━━━━━ Input

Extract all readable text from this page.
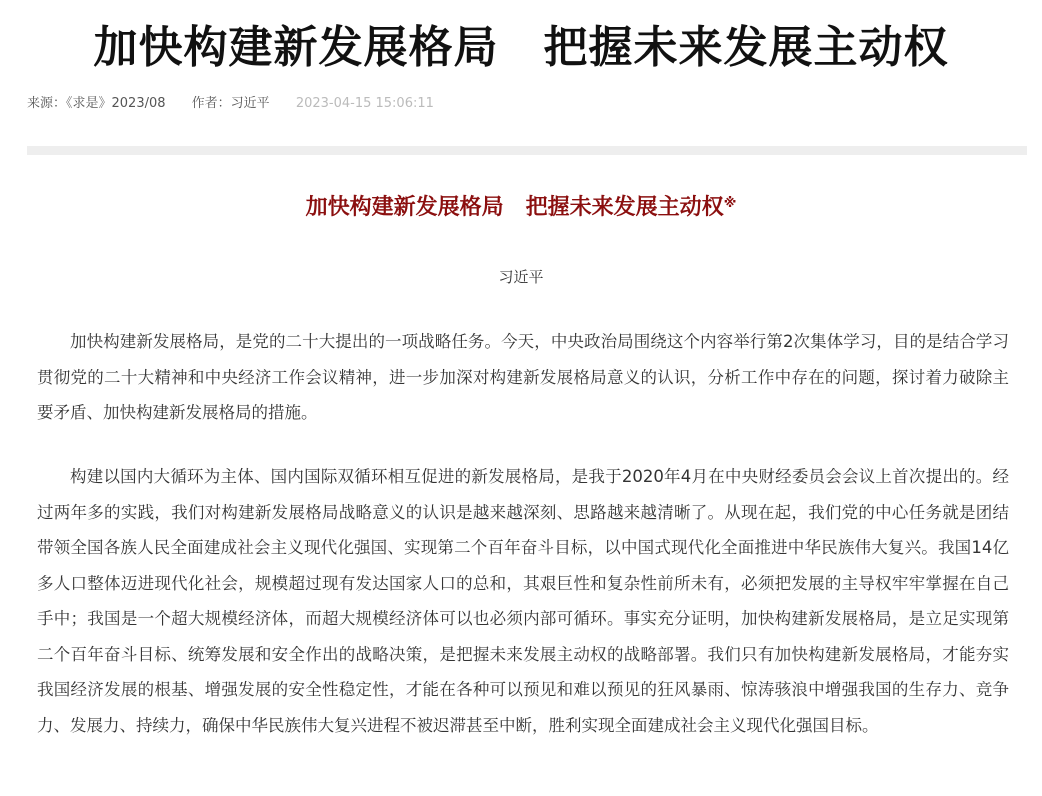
加快构建新发展格局　把握未来发展主动权
来源：《求是》2023/08 作者：习近平 2023-04-15 15:06:11
加快构建新发展格局　把握未来发展主动权※
习近平

加快构建新发展格局，是党的二十大提出的一项战略任务。今天，中央政治局围绕这个内容举行第2次集体学习，目的是结合学习贯彻党的二十大精神和中央经济工作会议精神，进一步加深对构建新发展格局意义的认识，分析工作中存在的问题，探讨着力破除主要矛盾、加快构建新发展格局的措施。

构建以国内大循环为主体、国内国际双循环相互促进的新发展格局，是我于2020年4月在中央财经委员会会议上首次提出的。经过两年多的实践，我们对构建新发展格局战略意义的认识是越来越深刻、思路越来越清晰了。从现在起，我们党的中心任务就是团结带领全国各族人民全面建成社会主义现代化强国、实现第二个百年奋斗目标，以中国式现代化全面推进中华民族伟大复兴。我国14亿多人口整体迈进现代化社会，规模超过现有发达国家人口的总和，其艰巨性和复杂性前所未有，必须把发展的主导权牢牢掌握在自己手中；我国是一个超大规模经济体，而超大规模经济体可以也必须内部可循环。事实充分证明，加快构建新发展格局，是立足实现第二个百年奋斗目标、统筹发展和安全作出的战略决策，是把握未来发展主动权的战略部署。我们只有加快构建新发展格局，才能夯实我国经济发展的根基、增强发展的安全性稳定性，才能在各种可以预见和难以预见的狂风暴雨、惊涛骇浪中增强我国的生存力、竞争力、发展力、持续力，确保中华民族伟大复兴进程不被迟滞甚至中断，胜利实现全面建成社会主义现代化强国目标。
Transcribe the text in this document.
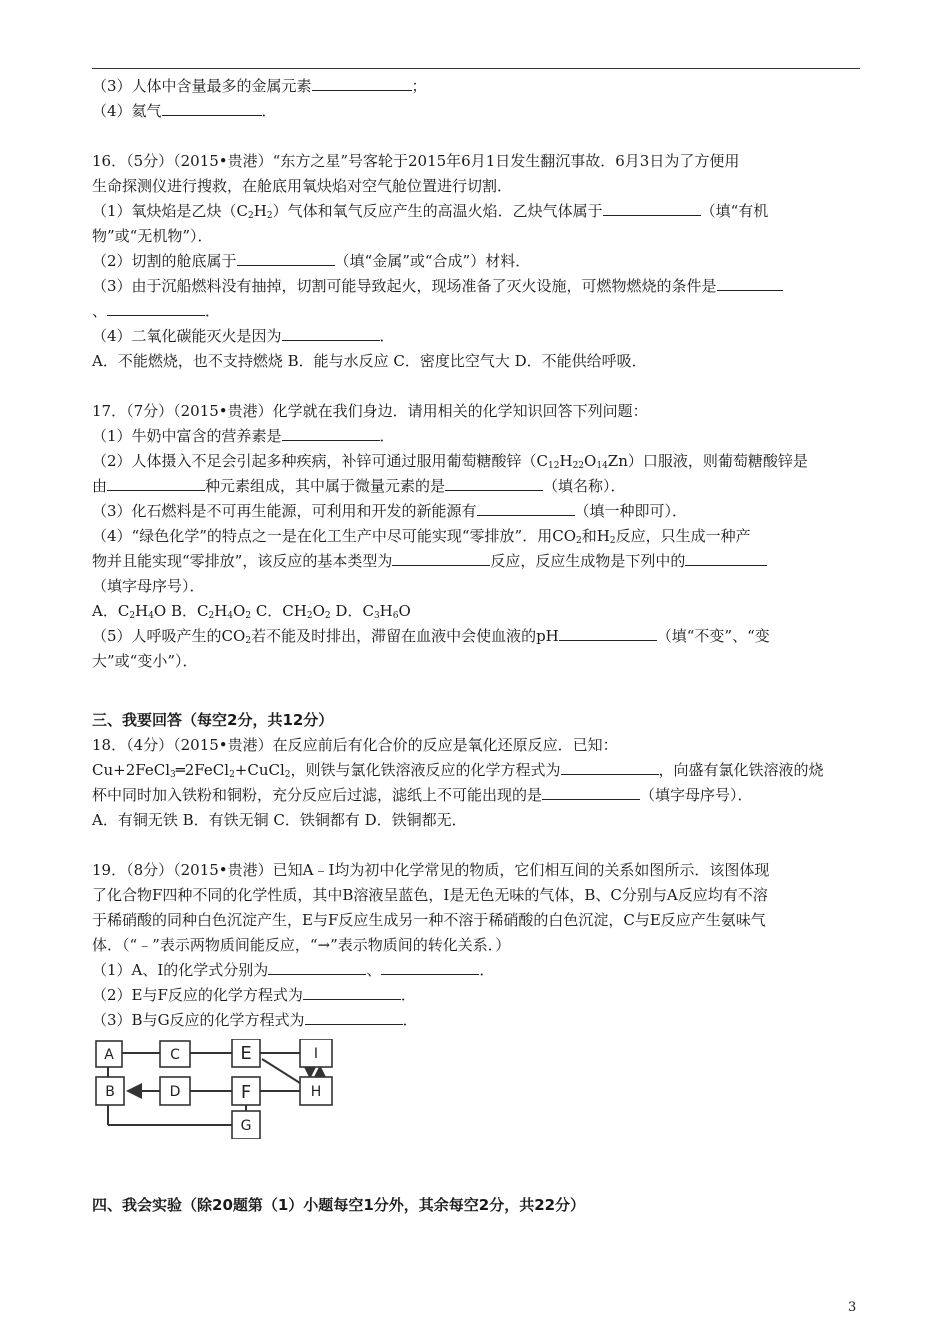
（3）人体中含量最多的金属元素	；
（4）氦气	．
16．（5分）（2015•贵港）“东方之星”号客轮于2015年6月1日发生翻沉事故．6月3日为了方便用
生命探测仪进行搜救，在舱底用氧炔焰对空气舱位置进行切割．
（1）氧炔焰是乙炔$(C_2H_2)$气体和氧气反应产生的高温火焰．乙炔气体属于	（填“有机
物”或“无机物”）．
（2）切割的舱底属于	（填“金属”或“合成”）材料．
（3）由于沉船燃料没有抽掉，切割可能导致起火，现场准备了灭火设施，可燃物燃烧的条件是
、	．
（4）二氧化碳能灭火是因为	．
A．不能燃烧，也不支持燃烧 B．能与水反应 C．密度比空气大 D．不能供给呼吸．
17．（7分）（2015•贵港）化学就在我们身边．请用相关的化学知识回答下列问题：
（1）牛奶中富含的营养素是	．
（2）人体摄入不足会引起多种疾病，补锌可通过服用葡萄糖酸锌$(C_{12}H_{22}O_{14}Zn)$口服液，则葡萄糖酸锌是
由	种元素组成，其中属于微量元素的是	（填名称）．
（3）化石燃料是不可再生能源，可利用和开发的新能源有	（填一种即可）．
（4）“绿色化学”的特点之一是在化工生产中尽可能实现“零排放”．用$CO_2$和$H_2$反应，只生成一种产
物并且能实现“零排放”，该反应的基本类型为	反应，反应生成物是下列中的
（填字母序号）．
A．$C_2H_4O$ B．$C_2H_4O_2$ C．$CH_2O_2$ D．$C_3H_6O$
（5）人呼吸产生的$CO_2$若不能及时排出，滞留在血液中会使血液的pH	（填“不变”、“变
大”或“变小”）．
三、我要回答（每空2分，共12分）
18．（4分）（2015•贵港）在反应前后有化合价的反应是氧化还原反应．已知：
Cu+2FeCl$_3$═2FeCl$_2$+CuCl$_2$，则铁与氯化铁溶液反应的化学方程式为	，向盛有氯化铁溶液的烧
杯中同时加入铁粉和铜粉，充分反应后过滤，滤纸上不可能出现的是	（填字母序号）．
A．有铜无铁 B．有铁无铜 C．铁铜都有 D．铁铜都无．
19．（8分）（2015•贵港）已知A﹣I均为初中化学常见的物质，它们相互间的关系如图所示．该图体现
了化合物F四种不同的化学性质，其中B溶液呈蓝色，I是无色无味的气体，B、C分别与A反应均有不溶
于稀硝酸的同种白色沉淀产生，E与F反应生成另一种不溶于稀硝酸的白色沉淀，C与E反应产生氨味气
体．（“﹣”表示两物质间能反应，“→”表示物质间的转化关系．）
（1）A、I的化学式分别为	、	．
（2）E与F反应的化学方程式为	．
（3）B与G反应的化学方程式为	．
A	C	E	I
B	D	F	H
G
四、我会实验（除20题第（1）小题每空1分外，其余每空2分，共22分）
3
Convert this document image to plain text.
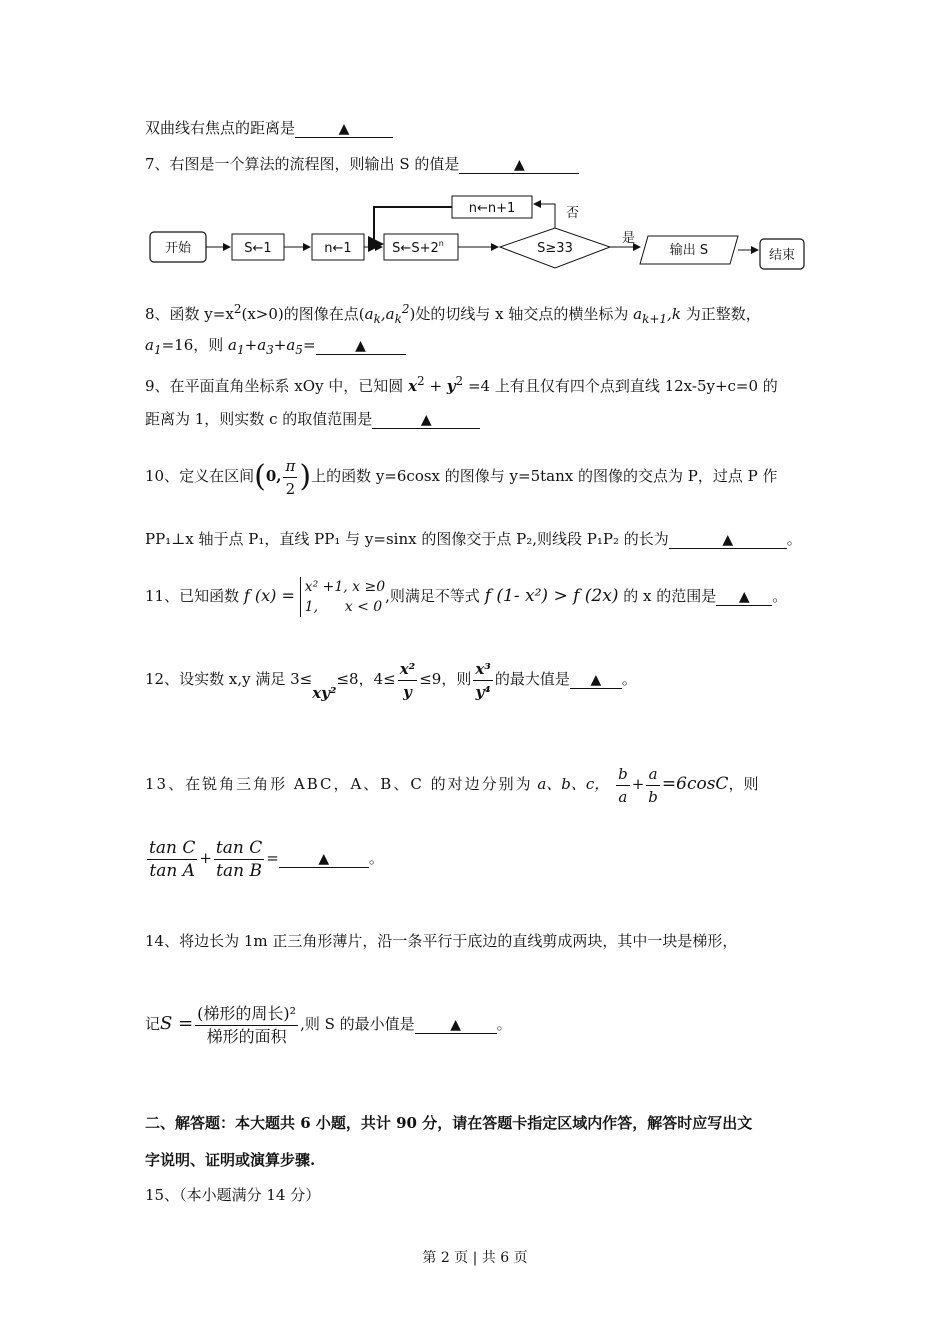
双曲线右焦点的距离是	▲
7、右图是一个算法的流程图，则输出 S 的值是	▲
开始	S←1	n←1	$S\leftarrow S+2^n$	S≥33
是
输出 S	结束
否
n←n+1
8、函数 $y=x^2(x>0)$的图像在点$(a_k,a_k^2)$处的切线与 x 轴交点的横坐标为 $a_{k+1},k$ 为正整数，
$a_1=16$，则 $a_1+a_3+a_5=$	▲
9、在平面直角坐标系 xOy 中，已知圆 $x^2 + y^2 =4$ 上有且仅有四个点到直线 12x-5y+c=0 的
距离为 1，则实数 c 的取值范围是	▲
10、定义在区间(0, $\frac{\pi}{2}$ )上的函数 y=6cosx 的图像与 y=5tanx 的图像的交点为 P，过点 P 作
PP₁⊥x 轴于点 P₁，直线 PP₁ 与 y=sinx 的图像交于点 P₂,则线段 P₁P₂ 的长为	▲	。
11、已知函数 f (x) = x² +1, x ≥0
1,      x < 0
,则满足不等式 f (1- x²) > f (2x) 的 x 的范围是 ▲ 。
12、设实数 x,y 满足 3≤xy²≤8，$4\le \frac{\text{x²}}{y} \le 9$，则 $\frac{\text{x³}}{\text{y⁴}}$ 的最大值是 ▲ 。
13、在锐角三角形 ABC，A、B、C 的对边分别为 a、b、c， $\frac{b}{a} + \frac{a}{b} =6\cos C$，则
$\frac{\text{tan C}}{\text{tan A}} + \frac{\text{tan C}}{\text{tan B}}$ =	▲	。
14、将边长为 1m 正三角形薄片，沿一条平行于底边的直线剪成两块，其中一块是梯形，
记$S = \frac{\text{(梯形的周长)²}}{\text{梯形的面积}}$ ,则 S 的最小值是	▲ 。
二、解答题：本大题共 6 小题，共计 90 分，请在答题卡指定区域内作答，解答时应写出文
字说明、证明或演算步骤.
15、（本小题满分 14 分）
第 2 页 | 共 6 页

━━━━━━━━━━

Task to complete – Track down every line with the word "frac" and copy it.

Result below –
10、定义在区间(0, $\frac{\pi}{2}$ )上的函数 y=6cosx 的图像与 y=5tanx 的图像的交点为 P，过点 P 作
12、设实数 x,y 满足 3≤xy²≤8，$4\le \frac{\text{x²}}{y} \le 9$，则 $\frac{\text{x³}}{\text{y⁴}}$ 的最大值是 ▲ 。
13、在锐角三角形 ABC，A、B、C 的对边分别为 a、b、c， $\frac{b}{a} + \frac{a}{b} =6\cos C$，则
$\frac{\text{tan C}}{\text{tan A}} + \frac{\text{tan C}}{\text{tan B}}$ =	▲	。
记$S = \frac{\text{(梯形的周长)²}}{\text{梯形的面积}}$ ,则 S 的最小值是	▲ 。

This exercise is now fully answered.